#### [PROBLEM TO WORK ON]
Search the records for "Mariage" and copy each line that holds it.
* BEGIN *
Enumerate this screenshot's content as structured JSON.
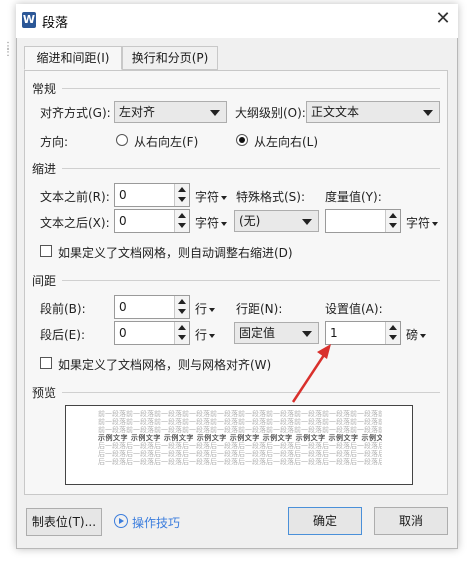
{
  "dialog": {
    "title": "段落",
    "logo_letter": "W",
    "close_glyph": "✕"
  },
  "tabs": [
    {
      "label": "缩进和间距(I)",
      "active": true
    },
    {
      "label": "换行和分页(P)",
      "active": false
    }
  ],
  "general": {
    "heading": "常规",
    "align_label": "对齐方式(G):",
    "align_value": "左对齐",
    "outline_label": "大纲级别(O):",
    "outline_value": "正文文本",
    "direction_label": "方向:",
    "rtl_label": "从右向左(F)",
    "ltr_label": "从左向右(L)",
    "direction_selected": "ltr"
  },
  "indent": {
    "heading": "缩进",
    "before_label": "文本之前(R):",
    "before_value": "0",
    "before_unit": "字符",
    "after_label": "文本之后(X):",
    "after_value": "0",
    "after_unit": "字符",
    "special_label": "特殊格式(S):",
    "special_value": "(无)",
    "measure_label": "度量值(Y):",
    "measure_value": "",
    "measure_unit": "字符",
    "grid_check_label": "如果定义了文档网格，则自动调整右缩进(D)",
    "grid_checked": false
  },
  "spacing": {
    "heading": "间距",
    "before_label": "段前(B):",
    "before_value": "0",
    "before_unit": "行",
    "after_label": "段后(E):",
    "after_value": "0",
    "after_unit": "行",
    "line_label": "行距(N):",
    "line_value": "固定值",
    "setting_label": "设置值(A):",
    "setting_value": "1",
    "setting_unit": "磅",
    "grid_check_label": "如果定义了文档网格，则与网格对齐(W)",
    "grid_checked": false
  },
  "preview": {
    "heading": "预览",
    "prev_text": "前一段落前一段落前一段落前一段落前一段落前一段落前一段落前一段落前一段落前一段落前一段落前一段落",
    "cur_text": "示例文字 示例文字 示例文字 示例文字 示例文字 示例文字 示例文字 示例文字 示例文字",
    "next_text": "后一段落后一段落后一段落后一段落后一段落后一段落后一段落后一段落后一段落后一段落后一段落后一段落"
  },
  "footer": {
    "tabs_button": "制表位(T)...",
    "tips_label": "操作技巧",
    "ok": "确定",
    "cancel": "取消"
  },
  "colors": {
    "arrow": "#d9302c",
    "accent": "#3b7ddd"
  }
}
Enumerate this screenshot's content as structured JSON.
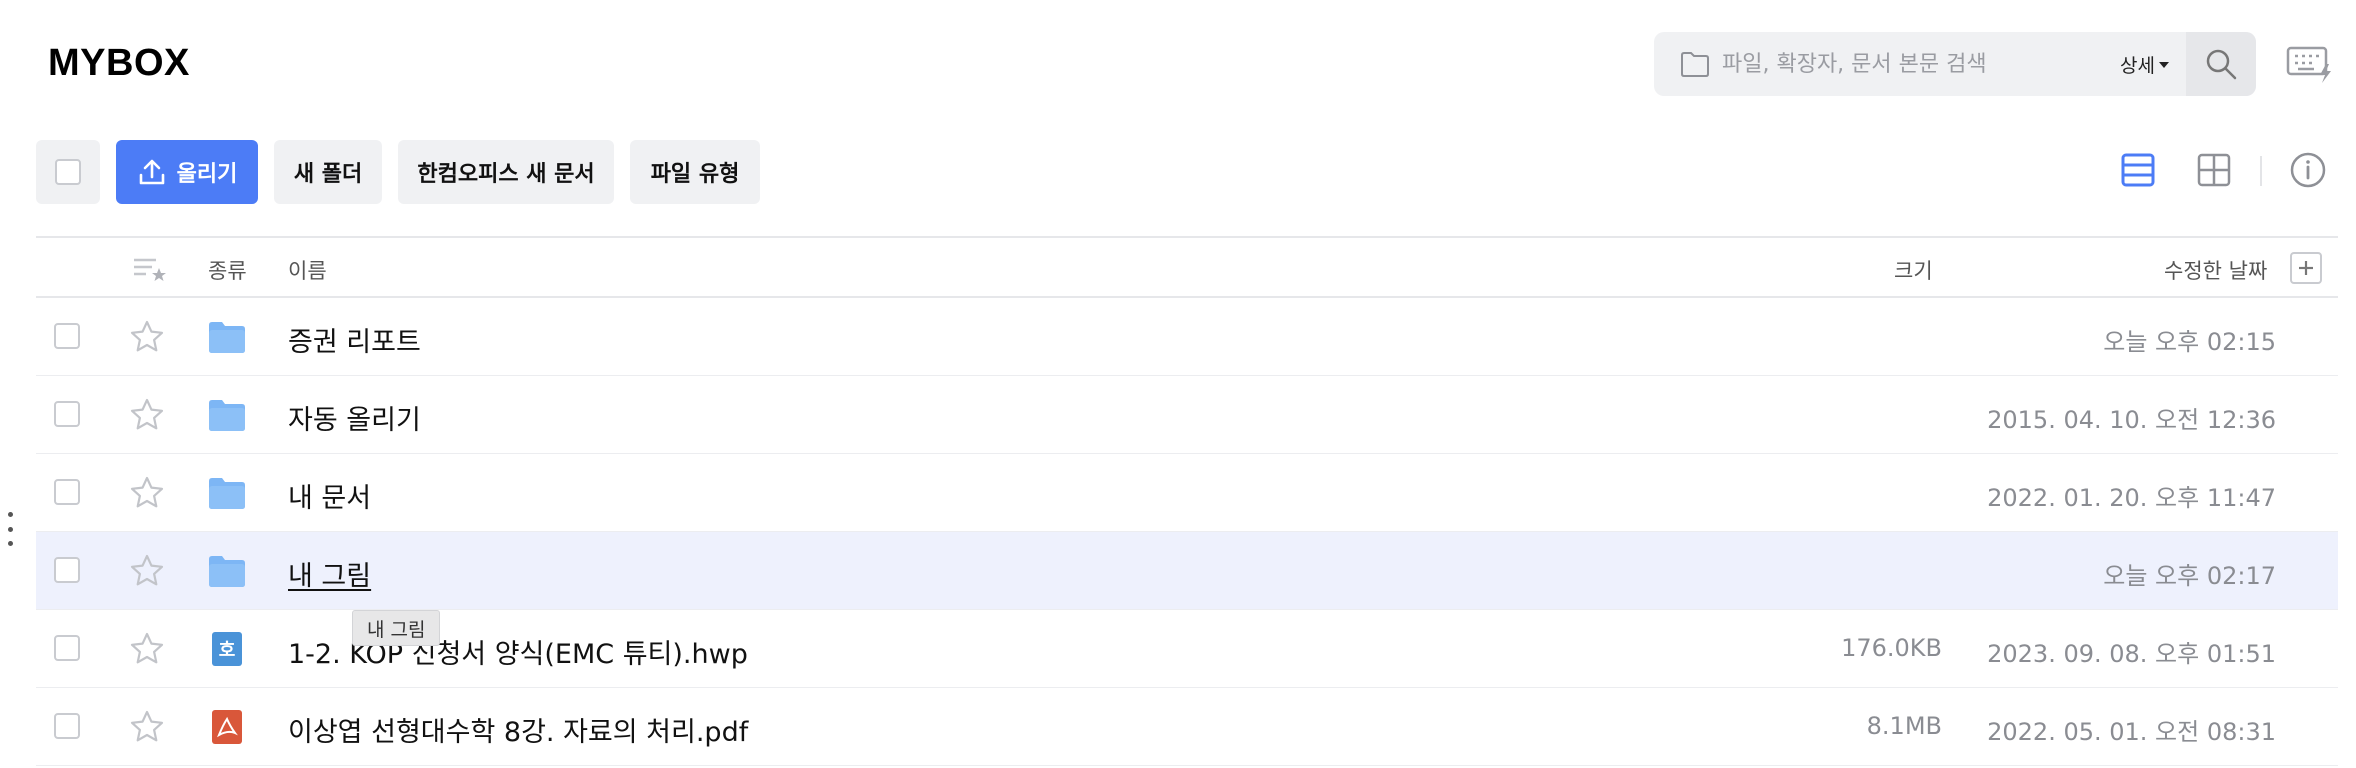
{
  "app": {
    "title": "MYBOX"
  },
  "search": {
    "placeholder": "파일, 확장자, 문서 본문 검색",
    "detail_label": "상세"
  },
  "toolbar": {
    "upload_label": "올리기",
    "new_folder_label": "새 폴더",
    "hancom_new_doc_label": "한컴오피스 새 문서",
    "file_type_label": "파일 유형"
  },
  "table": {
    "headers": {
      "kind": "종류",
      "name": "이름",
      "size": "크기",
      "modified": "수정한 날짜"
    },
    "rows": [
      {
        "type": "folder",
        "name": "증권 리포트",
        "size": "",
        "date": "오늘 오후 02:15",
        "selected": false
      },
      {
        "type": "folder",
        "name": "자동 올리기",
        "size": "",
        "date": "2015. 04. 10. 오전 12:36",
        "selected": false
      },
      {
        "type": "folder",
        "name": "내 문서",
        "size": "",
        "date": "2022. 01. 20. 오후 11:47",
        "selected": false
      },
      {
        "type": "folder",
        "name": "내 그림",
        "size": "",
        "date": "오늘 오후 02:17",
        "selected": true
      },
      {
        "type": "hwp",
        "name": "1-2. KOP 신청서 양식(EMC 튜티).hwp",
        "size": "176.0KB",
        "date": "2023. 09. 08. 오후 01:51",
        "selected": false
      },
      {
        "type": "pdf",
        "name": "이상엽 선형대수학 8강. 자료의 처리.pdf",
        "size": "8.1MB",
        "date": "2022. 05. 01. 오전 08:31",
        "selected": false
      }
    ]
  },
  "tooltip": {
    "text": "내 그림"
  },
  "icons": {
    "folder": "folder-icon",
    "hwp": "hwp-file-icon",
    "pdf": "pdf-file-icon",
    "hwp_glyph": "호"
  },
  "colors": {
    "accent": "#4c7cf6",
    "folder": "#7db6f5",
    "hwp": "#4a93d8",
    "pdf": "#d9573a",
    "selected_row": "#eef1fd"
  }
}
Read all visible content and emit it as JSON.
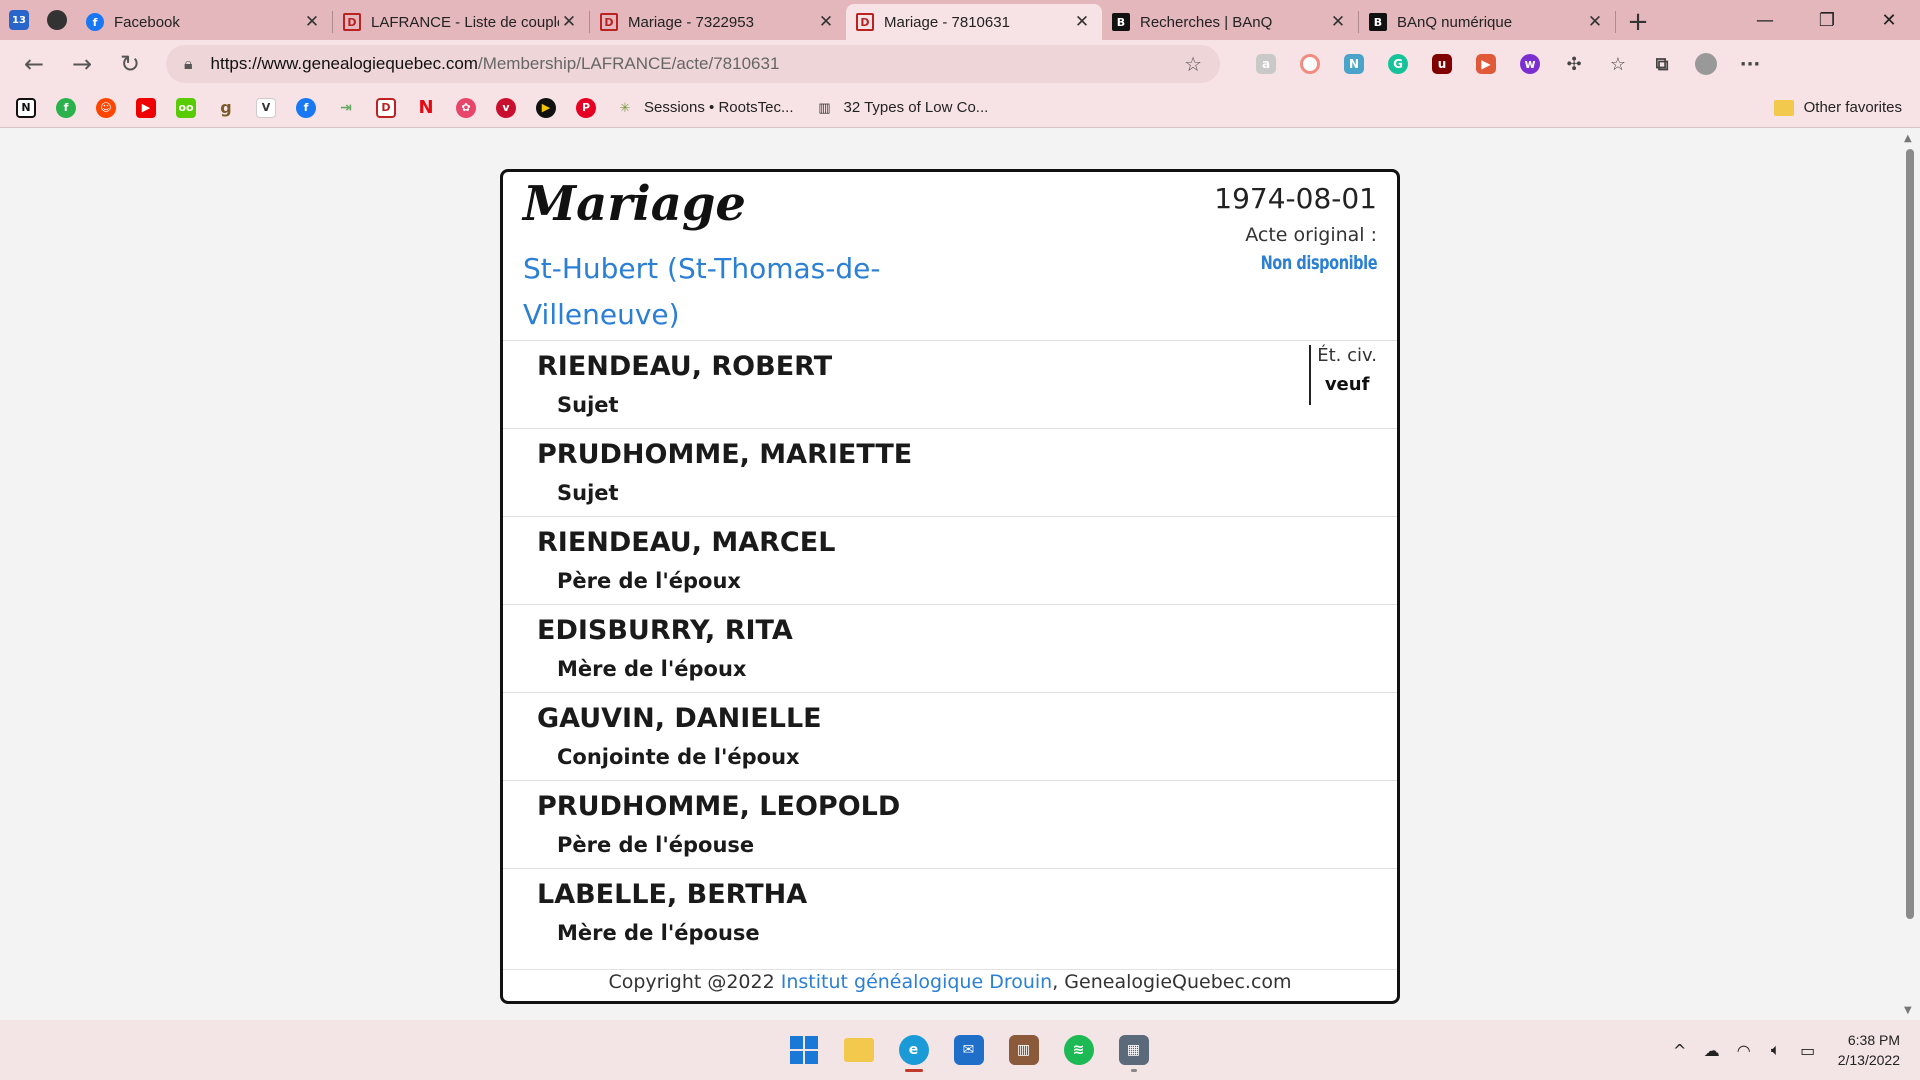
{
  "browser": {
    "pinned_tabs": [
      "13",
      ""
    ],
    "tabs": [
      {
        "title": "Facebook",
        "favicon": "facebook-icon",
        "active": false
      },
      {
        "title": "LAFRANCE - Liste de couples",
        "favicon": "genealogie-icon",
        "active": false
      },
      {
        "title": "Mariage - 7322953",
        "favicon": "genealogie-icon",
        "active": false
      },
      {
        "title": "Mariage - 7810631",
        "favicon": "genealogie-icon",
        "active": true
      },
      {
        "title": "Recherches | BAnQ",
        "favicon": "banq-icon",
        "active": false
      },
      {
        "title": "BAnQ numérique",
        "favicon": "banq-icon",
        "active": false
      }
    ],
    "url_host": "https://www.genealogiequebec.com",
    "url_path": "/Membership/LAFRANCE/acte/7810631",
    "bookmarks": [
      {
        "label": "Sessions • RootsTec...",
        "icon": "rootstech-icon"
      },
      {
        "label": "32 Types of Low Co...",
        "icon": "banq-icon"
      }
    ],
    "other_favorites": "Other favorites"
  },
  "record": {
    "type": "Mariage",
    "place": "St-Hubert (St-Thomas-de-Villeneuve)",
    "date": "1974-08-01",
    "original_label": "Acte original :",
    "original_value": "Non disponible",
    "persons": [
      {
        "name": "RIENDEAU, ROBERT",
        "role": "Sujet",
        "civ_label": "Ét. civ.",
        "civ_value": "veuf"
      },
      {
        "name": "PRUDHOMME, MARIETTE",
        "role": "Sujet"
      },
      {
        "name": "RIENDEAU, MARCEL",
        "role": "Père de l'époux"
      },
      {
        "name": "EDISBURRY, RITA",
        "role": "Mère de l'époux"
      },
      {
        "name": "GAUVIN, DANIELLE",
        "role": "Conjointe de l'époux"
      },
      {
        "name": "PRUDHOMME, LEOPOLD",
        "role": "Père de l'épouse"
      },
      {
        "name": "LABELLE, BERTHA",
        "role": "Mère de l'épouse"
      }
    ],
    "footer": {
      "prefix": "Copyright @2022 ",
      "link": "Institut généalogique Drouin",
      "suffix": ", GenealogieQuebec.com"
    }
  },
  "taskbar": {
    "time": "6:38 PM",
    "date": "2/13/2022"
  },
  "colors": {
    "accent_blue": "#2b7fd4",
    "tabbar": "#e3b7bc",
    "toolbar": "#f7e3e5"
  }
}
* END *
#### [THE SOLUTION]
        "title": "Mariage - 7322953",
        "title": "Mariage - 7810631",
    "type": "Mariage",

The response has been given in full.